**Task requirements**
When a line in the entries contains the word "intake", copy that line in full.

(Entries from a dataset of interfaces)
:::
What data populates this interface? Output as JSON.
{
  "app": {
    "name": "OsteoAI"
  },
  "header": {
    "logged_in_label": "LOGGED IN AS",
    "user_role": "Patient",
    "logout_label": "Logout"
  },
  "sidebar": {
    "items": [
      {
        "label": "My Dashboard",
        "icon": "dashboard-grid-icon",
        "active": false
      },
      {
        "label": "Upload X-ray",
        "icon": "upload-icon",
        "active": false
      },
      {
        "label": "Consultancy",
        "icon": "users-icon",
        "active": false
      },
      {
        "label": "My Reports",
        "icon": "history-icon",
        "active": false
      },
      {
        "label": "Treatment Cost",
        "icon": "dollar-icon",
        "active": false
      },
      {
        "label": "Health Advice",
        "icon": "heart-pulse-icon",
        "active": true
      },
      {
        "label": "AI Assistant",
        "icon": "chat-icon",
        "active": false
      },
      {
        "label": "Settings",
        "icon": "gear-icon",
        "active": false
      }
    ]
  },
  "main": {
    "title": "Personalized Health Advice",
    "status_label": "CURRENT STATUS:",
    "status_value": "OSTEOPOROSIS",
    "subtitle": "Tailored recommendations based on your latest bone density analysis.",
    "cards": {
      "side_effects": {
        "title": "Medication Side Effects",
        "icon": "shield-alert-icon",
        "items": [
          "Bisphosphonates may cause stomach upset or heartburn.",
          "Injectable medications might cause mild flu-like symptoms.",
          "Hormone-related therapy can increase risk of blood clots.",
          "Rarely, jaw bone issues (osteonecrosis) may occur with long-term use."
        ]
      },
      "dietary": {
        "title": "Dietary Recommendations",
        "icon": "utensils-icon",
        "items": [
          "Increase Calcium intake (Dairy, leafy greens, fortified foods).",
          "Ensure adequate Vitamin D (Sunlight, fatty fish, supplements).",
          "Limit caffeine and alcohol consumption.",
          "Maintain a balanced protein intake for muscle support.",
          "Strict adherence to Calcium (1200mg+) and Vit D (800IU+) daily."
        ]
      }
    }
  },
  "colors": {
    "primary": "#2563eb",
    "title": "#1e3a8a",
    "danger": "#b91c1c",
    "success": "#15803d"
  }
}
:::
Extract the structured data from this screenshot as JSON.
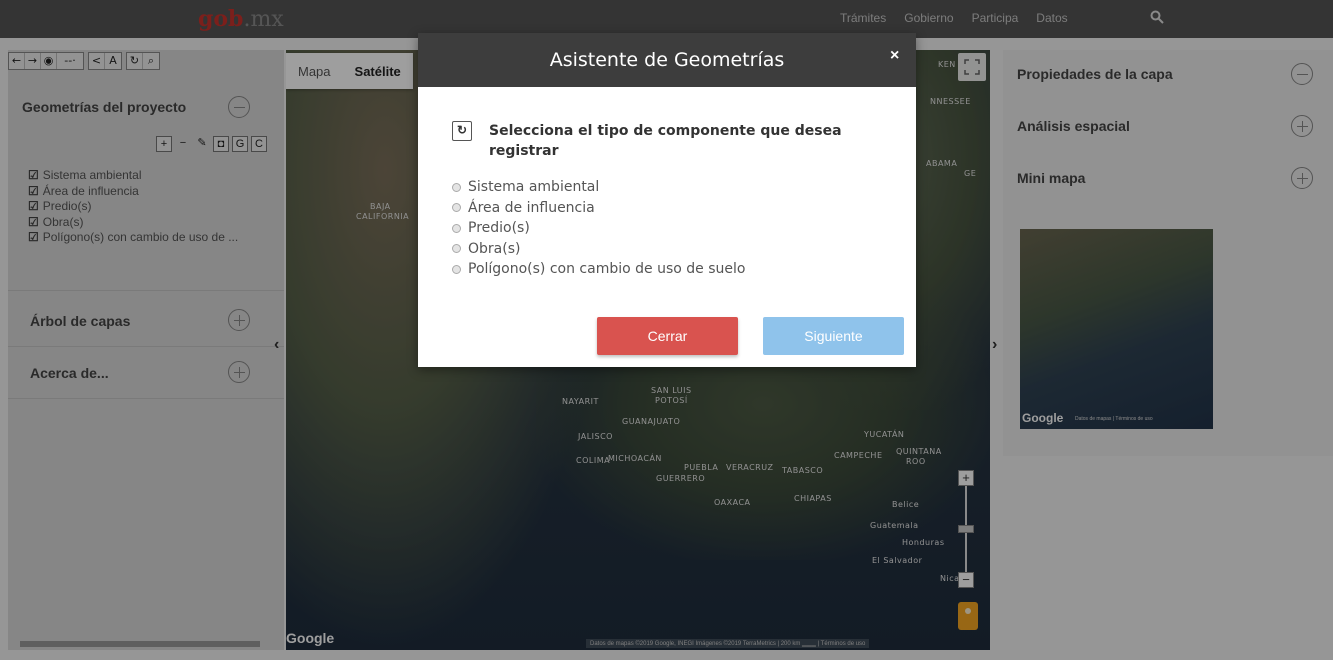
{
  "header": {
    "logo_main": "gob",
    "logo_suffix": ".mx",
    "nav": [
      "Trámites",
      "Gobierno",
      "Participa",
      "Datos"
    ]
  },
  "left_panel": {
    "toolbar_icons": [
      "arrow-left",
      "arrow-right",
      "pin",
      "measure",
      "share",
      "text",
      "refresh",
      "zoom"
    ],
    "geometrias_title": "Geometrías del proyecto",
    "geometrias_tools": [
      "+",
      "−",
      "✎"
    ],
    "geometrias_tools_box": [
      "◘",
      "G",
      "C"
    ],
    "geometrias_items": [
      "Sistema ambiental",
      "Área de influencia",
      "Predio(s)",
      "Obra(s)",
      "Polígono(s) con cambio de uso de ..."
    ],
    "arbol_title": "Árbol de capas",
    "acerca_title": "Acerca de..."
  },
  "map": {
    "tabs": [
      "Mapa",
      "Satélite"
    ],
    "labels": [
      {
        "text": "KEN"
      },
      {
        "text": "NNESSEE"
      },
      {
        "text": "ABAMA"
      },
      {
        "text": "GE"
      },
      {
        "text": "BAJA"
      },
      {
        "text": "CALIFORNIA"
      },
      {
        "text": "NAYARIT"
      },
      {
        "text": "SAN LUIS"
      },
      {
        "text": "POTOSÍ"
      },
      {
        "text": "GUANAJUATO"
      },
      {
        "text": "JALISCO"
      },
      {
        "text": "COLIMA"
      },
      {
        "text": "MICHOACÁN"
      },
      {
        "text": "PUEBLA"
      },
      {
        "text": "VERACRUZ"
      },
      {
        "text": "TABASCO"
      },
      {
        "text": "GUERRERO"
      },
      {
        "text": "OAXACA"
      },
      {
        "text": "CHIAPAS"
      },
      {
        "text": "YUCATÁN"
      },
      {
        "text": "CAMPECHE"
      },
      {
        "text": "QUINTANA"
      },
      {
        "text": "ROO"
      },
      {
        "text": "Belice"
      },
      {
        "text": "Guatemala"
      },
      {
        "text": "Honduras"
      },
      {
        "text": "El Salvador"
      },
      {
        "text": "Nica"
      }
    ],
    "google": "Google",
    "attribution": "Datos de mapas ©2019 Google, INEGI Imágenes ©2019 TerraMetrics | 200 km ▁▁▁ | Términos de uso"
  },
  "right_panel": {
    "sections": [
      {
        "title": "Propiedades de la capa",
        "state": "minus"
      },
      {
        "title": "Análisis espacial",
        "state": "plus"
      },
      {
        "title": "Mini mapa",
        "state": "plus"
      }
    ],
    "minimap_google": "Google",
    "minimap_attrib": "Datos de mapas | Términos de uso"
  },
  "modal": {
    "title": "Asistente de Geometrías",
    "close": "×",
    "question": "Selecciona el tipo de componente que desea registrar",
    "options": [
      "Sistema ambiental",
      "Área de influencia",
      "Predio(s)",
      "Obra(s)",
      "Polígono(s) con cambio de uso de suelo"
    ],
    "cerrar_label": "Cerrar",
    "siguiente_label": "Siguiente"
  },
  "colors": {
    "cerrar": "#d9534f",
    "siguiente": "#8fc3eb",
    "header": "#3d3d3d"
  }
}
:::
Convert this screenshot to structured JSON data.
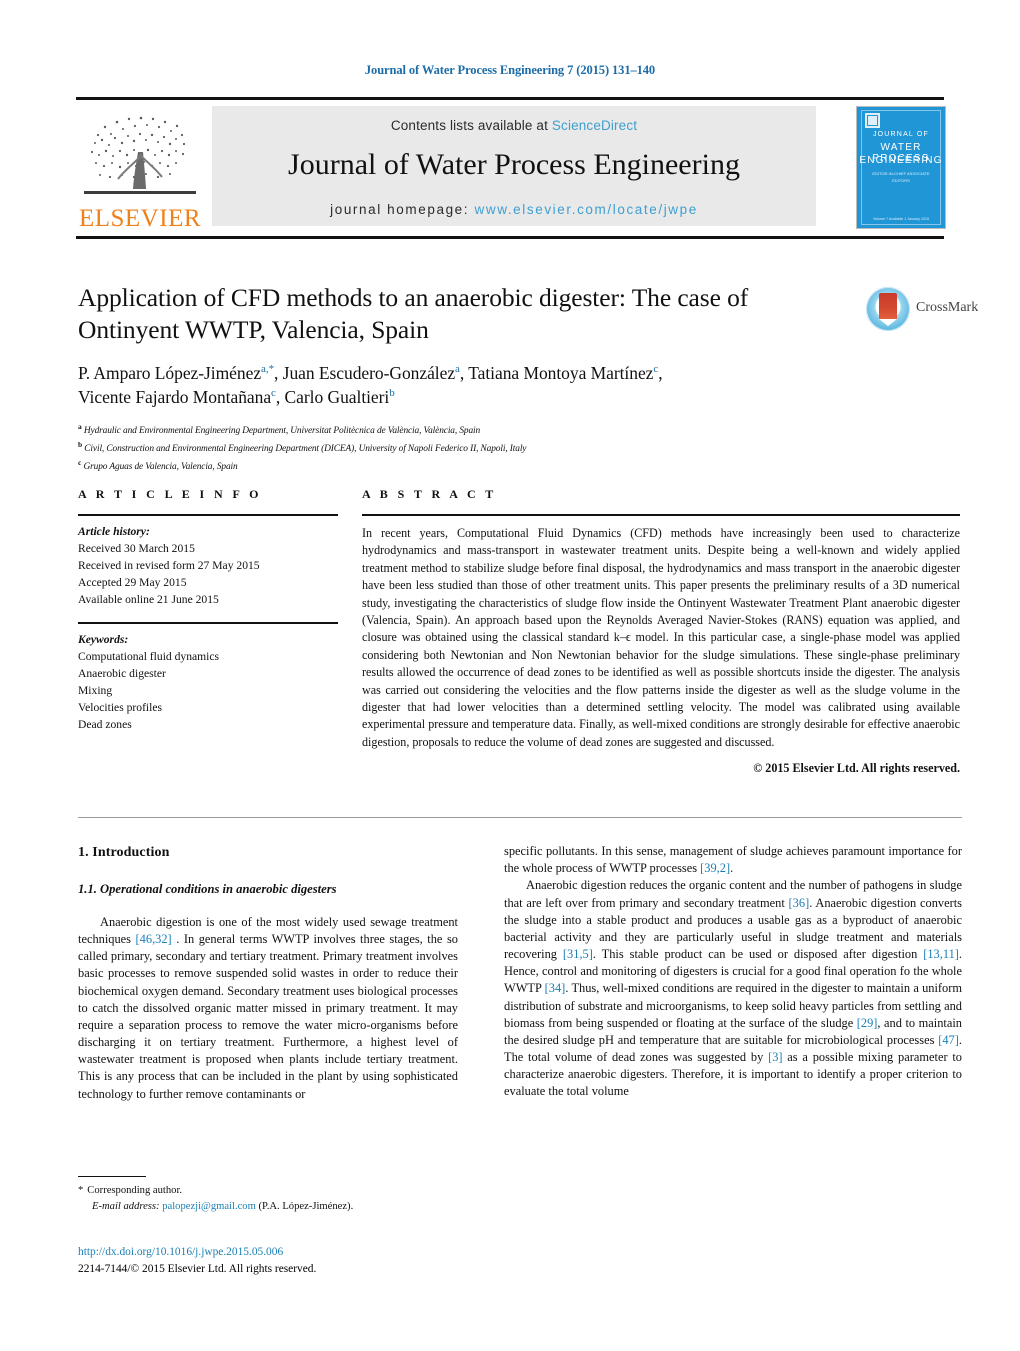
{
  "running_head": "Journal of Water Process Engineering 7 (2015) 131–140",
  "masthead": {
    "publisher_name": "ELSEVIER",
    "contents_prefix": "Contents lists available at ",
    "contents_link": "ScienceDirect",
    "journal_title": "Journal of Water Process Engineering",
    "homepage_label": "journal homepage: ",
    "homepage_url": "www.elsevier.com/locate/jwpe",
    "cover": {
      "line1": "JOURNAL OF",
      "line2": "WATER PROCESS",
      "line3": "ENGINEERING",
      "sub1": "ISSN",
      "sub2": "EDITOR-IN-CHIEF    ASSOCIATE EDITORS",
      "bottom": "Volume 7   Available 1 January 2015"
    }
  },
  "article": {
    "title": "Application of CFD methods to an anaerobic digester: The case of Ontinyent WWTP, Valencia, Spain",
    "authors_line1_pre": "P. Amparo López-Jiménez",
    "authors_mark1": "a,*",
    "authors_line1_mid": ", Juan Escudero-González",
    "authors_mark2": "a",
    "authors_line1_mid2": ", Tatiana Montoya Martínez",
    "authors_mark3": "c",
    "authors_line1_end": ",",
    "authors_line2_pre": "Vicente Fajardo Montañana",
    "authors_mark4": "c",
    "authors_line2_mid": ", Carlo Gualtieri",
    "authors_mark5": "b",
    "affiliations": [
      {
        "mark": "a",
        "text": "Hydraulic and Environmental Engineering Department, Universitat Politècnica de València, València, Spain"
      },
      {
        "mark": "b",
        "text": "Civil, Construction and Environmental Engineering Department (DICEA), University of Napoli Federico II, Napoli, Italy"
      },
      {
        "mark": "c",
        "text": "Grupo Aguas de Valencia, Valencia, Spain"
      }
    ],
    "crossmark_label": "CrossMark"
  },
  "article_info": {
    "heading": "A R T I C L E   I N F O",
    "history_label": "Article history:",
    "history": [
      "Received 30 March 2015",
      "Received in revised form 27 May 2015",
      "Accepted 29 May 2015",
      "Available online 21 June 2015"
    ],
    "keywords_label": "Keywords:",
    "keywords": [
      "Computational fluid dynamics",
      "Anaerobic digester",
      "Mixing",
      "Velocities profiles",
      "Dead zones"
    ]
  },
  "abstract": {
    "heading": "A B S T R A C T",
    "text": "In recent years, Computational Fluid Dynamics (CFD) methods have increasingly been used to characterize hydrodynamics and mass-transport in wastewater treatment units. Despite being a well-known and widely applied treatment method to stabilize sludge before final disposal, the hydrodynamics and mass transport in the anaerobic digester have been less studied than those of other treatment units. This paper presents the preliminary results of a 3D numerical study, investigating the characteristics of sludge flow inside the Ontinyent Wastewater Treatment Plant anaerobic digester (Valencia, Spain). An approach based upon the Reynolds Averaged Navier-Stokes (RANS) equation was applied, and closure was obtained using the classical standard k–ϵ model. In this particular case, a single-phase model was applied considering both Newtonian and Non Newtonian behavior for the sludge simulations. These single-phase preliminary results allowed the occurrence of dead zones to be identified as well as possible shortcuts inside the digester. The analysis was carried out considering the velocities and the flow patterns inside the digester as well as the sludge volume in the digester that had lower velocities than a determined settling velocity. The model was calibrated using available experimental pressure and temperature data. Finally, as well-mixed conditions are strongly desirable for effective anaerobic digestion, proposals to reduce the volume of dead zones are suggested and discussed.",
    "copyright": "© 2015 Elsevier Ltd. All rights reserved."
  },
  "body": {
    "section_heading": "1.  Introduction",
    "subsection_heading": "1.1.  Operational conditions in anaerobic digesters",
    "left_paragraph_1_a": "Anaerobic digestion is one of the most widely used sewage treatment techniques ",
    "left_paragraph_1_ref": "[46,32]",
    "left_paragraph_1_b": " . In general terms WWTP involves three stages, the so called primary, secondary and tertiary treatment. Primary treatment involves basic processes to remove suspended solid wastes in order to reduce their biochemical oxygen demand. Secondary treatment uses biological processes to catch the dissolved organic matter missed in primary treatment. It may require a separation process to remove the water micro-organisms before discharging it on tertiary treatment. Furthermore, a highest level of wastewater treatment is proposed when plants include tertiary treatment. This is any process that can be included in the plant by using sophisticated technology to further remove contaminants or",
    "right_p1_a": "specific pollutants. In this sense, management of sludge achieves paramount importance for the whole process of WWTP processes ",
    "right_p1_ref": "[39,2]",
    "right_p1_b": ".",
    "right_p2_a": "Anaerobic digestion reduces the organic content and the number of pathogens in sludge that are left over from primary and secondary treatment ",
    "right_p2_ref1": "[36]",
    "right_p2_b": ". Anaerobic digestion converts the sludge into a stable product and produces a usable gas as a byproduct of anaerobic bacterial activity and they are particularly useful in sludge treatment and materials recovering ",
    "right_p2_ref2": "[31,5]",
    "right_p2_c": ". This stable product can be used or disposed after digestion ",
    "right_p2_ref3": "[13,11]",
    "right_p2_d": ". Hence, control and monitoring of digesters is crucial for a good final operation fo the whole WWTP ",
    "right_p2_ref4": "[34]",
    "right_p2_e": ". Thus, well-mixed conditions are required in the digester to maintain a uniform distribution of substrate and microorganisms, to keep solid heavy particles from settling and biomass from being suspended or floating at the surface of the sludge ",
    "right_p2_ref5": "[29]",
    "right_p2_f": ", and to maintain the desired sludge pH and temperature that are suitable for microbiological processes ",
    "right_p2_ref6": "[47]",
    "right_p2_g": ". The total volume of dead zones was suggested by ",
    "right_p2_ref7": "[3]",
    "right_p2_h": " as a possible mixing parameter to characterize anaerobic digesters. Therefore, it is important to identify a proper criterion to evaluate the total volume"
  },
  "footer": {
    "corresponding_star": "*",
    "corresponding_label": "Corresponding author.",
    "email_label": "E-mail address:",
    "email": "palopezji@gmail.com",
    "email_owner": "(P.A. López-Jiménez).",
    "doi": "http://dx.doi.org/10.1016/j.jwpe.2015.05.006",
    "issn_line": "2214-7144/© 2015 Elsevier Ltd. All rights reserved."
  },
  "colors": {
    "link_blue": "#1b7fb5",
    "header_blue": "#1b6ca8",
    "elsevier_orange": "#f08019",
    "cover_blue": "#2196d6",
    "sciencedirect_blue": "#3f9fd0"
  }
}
:::
**Solution to the problem**
          "Increase Calcium intake (Dairy, leafy greens, fortified foods).",
          "Maintain a balanced protein intake for muscle support.",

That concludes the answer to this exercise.